◆ **Text passage**
Korean-born artist Lee Ufan is best known for his commanding land-art installations and sculptures made of steel and stone. But I fell in love with a small slab of clay that hung on a white wall at the Pace Gallery. It was flat and mostly empty, except for the imprint of Lee’s thumb pushing into its surface.
I didn’t touch the art, nor did I witness its making. But when I looked at the piece, I felt it all: the speed at which his thumb had moved; the softness—and resistance—of the clay; its slight warmth and later coldness; the slab’s weight when he picked it up to inspect it.
I started using clay to create sculptures a few months ago, and I’ve been immersed in an exploration of pressing and squishing. I assumed that I was affected by Lee’s piece because I was so newly infatuated with the medium. But now, as I view art exhibits that range from drawing to video to multimedia, I have the same reaction: I’m aware of feeling the artworks as well as seeing them. My back feels the burden of the tire in Robert Rauschenberg’s Monogram. My arm feels the flicking of paint in Jackson Pollock’s One: Number 31, 1950. In other words, Lee’s small, but distinctly physical gesture triggered a wake-up call to my sense of touch.
As visual artists, we have a finely tuned sense of sight. We value it above all other senses. But if we consider the sense of touch, we start to realize that it has an equally powerful—but often neglected—role in how we respond to art.
Think about it: everything we see is informed by what we consciously and unconsciously recognize about touch. We look at a silk scarf, and we know that it glides smoothly across a bare arm, but catches on Velcro. A raw carrot resists; a baked potato gives way. But in our contemplation of art, we typically focus on—and stop short at—the visual. Our language refers to patterns, forms and colors. Our sense of touch in our encounters with art is undernourished and undervalued. What a loss!

◆ **Provided data**
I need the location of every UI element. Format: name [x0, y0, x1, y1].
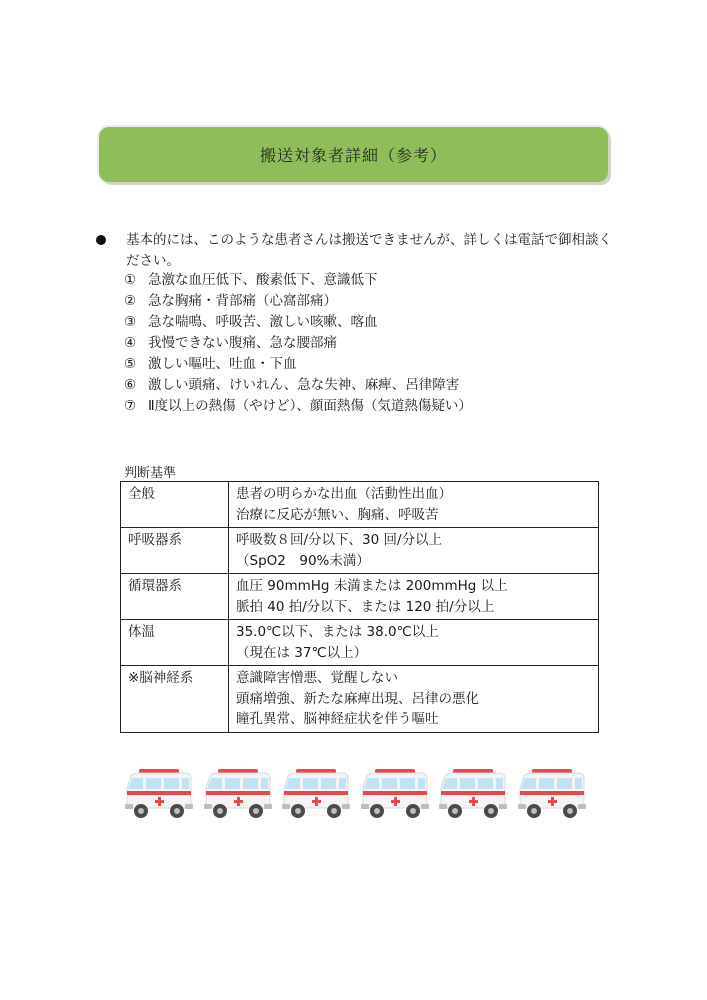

◆ **The exercise**
Answer these questions about the essay on touch and art:
(a) What was the small slab at the Pace Gallery made of?
(b) In which Jackson Pollock painting does the writer's arm feel the flicking of paint?
(c) Of the raw carrot and the baked potato, which one gives way?

◆ **Result**
(a) Clay
(b) One: Number 31, 1950
(c) The baked potato